_DOCUMENT SECTION_.

The 2007 meeting drew over 600 registrants for more than sixty program sessions, plus a day-long workshop funded by the National Science Foundation, a public lecture and panel discussion at the National Academy of Engineering, a plenary session at the Carnegie Institution of Washington, and tours to Harpers Ferry, the National Cathedral, and several other nearby sites at which technology and culture intersect in remarkable ways. What a contrast to that first meeting a half-century ago, when twenty-one men and women signed a sheet of paper that was passed around and there were only two sessions on the program, one with a focus on India and Tibet and the other on the history of technology in America.

John B. Rae
John B. Rae

To be sure, both sessions had real sparkle. The first featured Lynn White jr., a future president of the American Historical Association as well as of SHOT, who would soon publish Medieval Technology and Social Change, a cornerstone of the field’s historiography. Among the participants in the second session were two of the society’s three founders, Carl Condit and John Rae, and two future presidents, Rae and Eugene Ferguson.

_EXERCISE INSTRUCTIONS_.
Proceed with the passage about the society's first meeting and its 2007 meeting, writing on from its last sentence.

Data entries
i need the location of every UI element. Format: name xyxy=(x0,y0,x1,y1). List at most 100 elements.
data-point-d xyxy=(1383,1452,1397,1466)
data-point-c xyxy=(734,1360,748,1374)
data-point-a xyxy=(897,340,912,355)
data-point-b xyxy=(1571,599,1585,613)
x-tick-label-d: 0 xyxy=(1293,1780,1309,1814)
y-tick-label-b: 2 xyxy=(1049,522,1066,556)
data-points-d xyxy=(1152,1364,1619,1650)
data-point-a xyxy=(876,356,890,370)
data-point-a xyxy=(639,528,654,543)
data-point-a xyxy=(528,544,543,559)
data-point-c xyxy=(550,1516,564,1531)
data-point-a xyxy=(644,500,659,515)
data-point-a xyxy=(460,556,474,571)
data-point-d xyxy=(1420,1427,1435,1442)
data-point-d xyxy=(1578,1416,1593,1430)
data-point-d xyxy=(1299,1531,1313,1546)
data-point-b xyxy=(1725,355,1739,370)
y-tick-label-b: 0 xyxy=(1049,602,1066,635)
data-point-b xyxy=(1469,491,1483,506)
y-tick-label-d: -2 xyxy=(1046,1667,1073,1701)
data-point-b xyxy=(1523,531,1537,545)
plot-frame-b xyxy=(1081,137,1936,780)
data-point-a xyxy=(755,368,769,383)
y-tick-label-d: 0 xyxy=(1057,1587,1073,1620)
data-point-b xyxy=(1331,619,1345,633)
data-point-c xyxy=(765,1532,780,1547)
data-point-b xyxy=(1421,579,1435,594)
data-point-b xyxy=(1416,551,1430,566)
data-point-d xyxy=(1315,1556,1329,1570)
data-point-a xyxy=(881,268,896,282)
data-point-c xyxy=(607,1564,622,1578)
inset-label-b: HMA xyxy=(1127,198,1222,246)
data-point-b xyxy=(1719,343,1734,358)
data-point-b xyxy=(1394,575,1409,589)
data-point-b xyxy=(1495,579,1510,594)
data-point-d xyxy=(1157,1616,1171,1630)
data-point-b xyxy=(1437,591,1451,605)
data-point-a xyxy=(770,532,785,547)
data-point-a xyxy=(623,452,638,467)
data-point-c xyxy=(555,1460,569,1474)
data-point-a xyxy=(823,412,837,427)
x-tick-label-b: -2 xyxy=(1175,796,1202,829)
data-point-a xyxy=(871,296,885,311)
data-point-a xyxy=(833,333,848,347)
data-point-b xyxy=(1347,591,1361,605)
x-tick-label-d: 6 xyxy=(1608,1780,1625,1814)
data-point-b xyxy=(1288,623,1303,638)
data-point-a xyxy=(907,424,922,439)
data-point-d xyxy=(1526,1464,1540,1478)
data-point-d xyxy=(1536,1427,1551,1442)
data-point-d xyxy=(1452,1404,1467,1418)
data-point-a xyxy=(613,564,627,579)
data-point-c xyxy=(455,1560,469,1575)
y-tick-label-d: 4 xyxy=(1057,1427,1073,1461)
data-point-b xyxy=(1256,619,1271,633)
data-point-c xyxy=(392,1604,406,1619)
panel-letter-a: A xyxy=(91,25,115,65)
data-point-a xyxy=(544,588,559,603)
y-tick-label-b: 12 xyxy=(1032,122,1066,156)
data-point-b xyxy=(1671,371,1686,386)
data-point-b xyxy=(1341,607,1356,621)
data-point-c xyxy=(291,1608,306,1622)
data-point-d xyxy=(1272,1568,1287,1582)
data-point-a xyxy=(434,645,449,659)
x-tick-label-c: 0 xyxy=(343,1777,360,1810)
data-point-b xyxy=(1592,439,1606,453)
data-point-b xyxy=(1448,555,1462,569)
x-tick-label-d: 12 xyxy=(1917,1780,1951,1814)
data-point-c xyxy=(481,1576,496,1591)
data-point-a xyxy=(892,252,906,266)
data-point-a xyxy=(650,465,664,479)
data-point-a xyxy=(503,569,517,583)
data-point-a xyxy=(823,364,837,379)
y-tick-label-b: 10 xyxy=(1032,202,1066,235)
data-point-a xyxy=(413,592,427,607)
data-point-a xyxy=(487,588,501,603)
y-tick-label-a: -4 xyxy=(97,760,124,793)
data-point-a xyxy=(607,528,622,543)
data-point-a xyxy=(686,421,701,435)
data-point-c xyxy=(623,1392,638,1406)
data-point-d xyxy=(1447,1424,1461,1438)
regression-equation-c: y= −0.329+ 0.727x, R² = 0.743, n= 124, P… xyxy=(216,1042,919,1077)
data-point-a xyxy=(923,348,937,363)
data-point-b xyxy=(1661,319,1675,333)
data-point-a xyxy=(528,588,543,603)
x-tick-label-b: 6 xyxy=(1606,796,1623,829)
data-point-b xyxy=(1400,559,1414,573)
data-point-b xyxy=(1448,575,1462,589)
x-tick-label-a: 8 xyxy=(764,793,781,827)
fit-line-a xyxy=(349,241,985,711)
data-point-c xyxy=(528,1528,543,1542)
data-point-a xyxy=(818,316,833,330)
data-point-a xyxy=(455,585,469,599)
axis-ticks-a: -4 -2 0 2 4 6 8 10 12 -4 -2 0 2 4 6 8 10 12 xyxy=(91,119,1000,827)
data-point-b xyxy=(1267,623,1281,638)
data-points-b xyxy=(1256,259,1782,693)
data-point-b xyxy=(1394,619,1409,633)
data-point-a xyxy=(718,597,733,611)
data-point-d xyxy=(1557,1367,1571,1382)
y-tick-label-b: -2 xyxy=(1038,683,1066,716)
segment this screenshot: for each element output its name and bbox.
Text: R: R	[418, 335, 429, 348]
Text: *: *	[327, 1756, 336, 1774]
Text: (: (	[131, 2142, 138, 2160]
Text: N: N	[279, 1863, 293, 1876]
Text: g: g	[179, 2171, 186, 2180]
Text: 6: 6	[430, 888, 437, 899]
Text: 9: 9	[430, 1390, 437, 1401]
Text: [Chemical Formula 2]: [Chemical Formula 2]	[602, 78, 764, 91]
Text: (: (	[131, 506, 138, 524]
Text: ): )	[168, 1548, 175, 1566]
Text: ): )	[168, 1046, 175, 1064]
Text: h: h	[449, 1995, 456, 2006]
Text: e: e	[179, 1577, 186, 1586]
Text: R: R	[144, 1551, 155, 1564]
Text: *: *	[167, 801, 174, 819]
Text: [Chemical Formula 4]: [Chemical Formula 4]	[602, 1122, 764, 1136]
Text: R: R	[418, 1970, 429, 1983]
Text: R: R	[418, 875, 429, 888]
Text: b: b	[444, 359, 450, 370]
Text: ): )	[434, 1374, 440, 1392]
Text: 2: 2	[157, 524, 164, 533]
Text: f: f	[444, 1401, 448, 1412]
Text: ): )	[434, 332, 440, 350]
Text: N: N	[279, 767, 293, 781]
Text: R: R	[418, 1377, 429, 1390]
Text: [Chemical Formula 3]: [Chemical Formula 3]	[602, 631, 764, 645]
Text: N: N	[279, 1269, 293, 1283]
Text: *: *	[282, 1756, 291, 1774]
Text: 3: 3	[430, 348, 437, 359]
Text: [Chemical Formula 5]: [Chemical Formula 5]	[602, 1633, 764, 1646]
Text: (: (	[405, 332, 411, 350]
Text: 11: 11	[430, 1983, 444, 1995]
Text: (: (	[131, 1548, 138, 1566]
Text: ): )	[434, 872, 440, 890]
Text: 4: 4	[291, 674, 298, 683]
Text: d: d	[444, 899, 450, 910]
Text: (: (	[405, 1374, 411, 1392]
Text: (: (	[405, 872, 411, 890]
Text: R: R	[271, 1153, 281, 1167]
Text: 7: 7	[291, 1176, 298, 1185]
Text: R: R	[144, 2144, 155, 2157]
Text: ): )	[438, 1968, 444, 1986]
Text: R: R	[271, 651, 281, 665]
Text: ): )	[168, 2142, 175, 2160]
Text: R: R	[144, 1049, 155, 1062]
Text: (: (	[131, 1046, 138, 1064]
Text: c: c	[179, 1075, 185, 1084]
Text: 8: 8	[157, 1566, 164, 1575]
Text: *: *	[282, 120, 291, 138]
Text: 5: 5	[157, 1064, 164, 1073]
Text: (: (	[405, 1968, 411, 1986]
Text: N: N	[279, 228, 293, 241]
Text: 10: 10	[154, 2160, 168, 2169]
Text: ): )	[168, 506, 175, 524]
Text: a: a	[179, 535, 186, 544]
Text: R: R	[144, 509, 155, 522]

_EXPECTED ANSWER_.
Carl Condit
Carl Condit

But what modest beginnings! A few days before the meeting, Melvin Kranzberg, the man who has been called SHOT’s “mother of all fathers,” penned a press release which concluded thus: “The Society is a pioneering organization aimed at bringing together scholars from many disciplines interested in studying the impact of technology on modern society.” Fifty years later, one remark here needs to be revised: Many, no doubt the majority, of papers slated for 2007 examine not the impact of technology on society so much as their mutual interaction. But what Kranzberg said that was right on in 1958 and still is today was his remark about SHOT “bringing together scholars from many disciplines”—though a lot more of them fifty years later, more by orders of magnitude, than he could have foreseen.

SHOT Annual Meetings, 1958—2008

1958 Washington, D.C.
1959 Chicago
1960 New York
1961 Washington, D.C.
1962 Philadelphia
1963 Philadelphia
1964 Montreal
1965 San Francisco
1966 Washington, D.C.
1967 Toronto
1968 Dallas
1969 Washington, D.C.
1970 Chicago
1971 New York
1972 Washington, D.C.
1973 San Francisco
1974 Chicago
1975 Washington, D.C.
1976 Philadelphia
1977 Washington, D.C.
1978 Pittsburgh, Pa.
1979 Newark, N.J.
1980 Toronto
1981 Milwaukee, Wisc.
1982 Philadelphia
1983 Washington, D.C.
1984 Cambridge, Mass.
1985 Dearborn, Mich.
1986 Pittsburgh, Pa.
1987 Raleigh, N.C.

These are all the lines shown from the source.